┌────────
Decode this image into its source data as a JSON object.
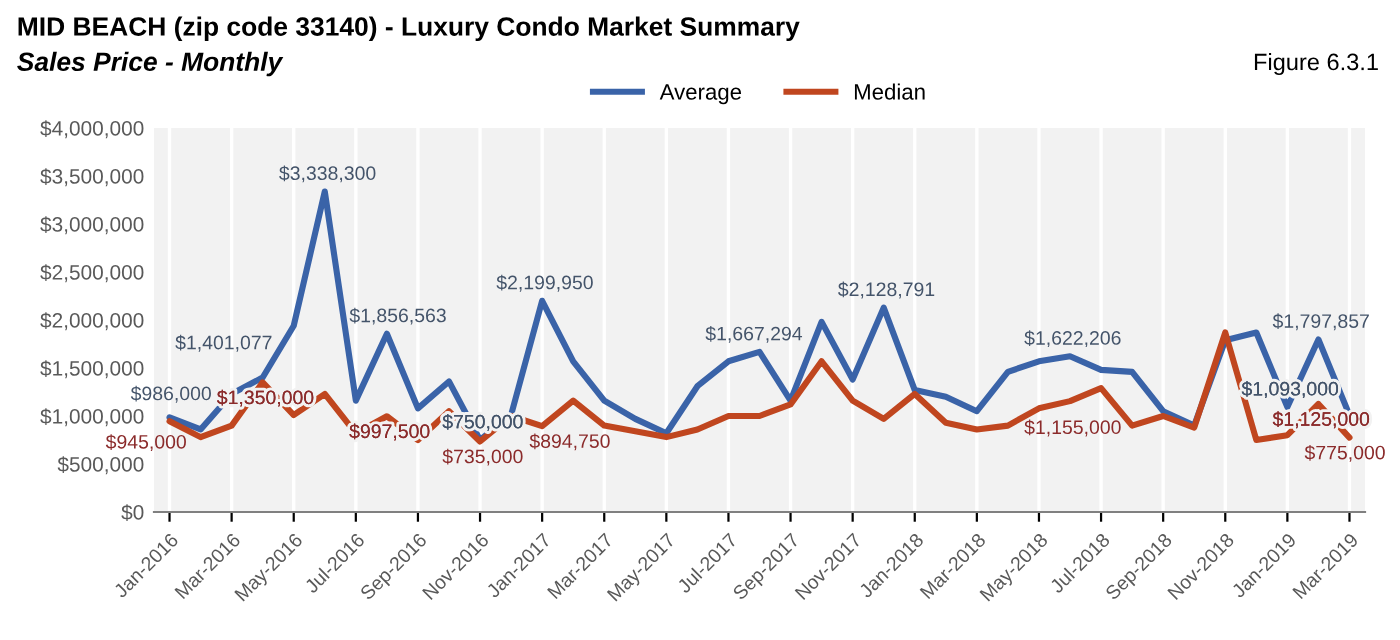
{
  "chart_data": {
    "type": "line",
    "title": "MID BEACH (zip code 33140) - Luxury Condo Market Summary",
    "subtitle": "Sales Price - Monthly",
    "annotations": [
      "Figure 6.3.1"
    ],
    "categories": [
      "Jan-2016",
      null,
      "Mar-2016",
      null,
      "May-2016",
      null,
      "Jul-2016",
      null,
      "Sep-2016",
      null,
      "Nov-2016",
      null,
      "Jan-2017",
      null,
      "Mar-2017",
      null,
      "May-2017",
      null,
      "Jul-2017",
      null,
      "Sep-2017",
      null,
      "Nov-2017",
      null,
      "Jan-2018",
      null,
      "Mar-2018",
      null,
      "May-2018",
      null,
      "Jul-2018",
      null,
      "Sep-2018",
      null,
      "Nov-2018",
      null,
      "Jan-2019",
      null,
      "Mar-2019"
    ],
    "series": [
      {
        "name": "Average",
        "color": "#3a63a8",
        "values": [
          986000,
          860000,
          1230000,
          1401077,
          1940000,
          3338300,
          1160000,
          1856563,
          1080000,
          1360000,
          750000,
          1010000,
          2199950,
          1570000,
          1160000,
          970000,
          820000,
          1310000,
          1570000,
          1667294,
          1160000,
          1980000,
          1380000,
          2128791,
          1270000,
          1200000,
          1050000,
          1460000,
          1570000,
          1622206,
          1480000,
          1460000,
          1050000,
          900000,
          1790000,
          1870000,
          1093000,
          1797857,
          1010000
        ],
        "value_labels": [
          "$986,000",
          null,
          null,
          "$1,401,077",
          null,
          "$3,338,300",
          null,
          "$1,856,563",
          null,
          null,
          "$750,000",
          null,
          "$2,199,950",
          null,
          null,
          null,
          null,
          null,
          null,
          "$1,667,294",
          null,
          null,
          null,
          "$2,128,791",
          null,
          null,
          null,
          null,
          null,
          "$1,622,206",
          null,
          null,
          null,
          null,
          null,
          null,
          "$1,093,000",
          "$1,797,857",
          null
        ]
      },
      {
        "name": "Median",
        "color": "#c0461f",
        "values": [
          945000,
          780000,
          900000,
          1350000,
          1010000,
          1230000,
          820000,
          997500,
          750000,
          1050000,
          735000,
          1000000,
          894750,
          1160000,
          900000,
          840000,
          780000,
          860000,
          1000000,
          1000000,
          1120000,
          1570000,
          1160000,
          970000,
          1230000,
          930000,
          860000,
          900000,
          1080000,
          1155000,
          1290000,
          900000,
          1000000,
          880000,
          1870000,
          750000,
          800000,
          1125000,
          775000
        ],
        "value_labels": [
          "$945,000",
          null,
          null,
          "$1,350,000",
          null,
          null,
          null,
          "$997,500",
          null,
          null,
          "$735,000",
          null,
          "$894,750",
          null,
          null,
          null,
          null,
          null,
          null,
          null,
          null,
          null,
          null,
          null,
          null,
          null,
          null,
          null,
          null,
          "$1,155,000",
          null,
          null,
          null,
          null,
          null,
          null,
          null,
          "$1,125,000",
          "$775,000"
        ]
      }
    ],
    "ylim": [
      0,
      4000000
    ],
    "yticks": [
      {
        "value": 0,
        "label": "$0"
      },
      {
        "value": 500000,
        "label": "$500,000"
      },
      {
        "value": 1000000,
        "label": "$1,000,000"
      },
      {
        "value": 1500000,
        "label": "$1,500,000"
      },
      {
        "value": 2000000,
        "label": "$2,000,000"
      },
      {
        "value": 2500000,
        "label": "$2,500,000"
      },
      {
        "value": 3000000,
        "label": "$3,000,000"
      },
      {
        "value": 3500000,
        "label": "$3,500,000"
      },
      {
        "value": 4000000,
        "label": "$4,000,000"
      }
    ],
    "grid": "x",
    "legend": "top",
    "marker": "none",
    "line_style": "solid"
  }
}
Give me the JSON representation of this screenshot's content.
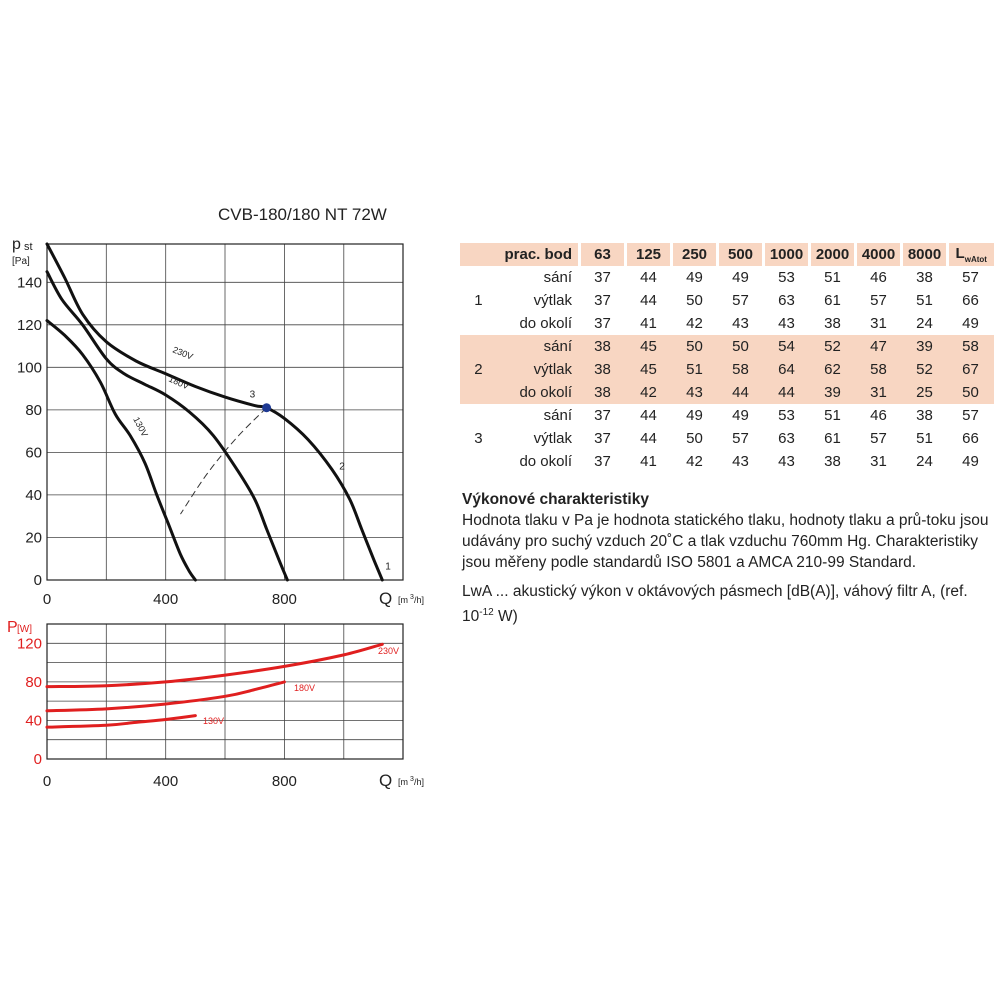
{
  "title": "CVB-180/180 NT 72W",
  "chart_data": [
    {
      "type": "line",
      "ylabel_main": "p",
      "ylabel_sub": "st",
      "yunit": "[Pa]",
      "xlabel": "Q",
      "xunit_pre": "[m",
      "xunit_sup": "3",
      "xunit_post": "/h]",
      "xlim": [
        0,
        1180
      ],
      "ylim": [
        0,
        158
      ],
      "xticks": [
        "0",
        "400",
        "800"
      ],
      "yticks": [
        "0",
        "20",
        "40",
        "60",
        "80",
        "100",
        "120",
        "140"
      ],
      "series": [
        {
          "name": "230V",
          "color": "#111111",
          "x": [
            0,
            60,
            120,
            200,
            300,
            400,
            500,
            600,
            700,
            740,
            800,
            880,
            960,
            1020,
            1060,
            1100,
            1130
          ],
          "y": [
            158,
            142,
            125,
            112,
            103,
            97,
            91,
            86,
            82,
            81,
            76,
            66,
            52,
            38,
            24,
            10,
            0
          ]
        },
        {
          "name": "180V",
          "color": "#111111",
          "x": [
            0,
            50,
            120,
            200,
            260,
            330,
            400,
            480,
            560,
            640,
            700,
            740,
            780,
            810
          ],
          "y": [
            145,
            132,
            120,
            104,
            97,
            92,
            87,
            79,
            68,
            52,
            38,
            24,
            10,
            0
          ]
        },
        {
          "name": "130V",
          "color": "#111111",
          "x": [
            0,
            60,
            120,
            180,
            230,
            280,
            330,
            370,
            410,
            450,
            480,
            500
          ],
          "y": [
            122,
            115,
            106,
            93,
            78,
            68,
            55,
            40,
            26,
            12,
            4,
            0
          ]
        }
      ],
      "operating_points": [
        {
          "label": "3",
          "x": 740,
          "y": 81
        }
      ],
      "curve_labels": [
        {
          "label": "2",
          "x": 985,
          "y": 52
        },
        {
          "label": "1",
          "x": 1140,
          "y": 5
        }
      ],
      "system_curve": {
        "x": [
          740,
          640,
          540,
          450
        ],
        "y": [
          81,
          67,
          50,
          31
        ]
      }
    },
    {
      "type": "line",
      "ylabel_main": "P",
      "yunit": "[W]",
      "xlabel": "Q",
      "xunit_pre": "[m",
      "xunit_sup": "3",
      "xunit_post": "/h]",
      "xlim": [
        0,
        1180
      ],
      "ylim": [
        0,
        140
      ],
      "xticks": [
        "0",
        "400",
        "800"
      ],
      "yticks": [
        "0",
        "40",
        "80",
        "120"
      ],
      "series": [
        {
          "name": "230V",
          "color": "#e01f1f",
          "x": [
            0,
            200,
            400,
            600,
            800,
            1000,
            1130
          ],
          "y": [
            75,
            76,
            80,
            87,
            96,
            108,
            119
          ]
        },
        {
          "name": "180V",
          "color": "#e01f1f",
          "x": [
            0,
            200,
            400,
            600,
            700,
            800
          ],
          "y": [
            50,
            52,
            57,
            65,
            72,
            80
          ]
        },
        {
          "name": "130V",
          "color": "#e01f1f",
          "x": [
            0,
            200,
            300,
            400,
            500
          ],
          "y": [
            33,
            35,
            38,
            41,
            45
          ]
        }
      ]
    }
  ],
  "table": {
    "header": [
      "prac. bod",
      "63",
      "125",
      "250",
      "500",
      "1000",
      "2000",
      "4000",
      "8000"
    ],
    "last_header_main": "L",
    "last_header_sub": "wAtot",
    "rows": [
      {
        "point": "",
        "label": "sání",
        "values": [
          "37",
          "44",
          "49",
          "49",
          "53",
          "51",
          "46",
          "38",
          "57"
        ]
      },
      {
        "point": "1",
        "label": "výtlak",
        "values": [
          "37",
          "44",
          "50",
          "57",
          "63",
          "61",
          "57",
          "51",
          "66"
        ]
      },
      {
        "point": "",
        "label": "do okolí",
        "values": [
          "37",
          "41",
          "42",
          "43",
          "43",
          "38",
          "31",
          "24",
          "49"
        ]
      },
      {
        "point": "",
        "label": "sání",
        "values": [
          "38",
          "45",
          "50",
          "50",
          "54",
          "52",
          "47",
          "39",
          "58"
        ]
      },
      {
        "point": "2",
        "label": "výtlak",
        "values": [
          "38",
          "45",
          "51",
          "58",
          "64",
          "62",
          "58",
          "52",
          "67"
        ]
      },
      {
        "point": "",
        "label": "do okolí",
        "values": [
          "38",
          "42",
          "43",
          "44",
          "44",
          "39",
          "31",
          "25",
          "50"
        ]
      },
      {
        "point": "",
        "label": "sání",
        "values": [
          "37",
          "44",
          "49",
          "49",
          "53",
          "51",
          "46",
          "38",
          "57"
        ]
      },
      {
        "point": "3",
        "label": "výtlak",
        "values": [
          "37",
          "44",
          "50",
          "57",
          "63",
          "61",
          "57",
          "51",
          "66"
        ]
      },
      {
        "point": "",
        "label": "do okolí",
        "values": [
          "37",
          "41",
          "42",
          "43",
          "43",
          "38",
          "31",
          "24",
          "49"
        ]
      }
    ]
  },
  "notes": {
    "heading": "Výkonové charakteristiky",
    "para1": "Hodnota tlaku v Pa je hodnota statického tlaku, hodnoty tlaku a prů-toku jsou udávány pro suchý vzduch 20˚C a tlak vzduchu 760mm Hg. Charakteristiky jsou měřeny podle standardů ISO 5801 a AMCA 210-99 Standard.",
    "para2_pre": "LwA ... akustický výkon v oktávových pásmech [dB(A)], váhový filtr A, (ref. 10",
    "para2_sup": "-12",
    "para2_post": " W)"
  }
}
└────────
SET EXERCISE: Which lines hold the word "this"? Copy each of them from the records.

TASK SOLUTION:
Decode this image into its source data as a JSON object.
Give me the JSON representation of this screenshot's content.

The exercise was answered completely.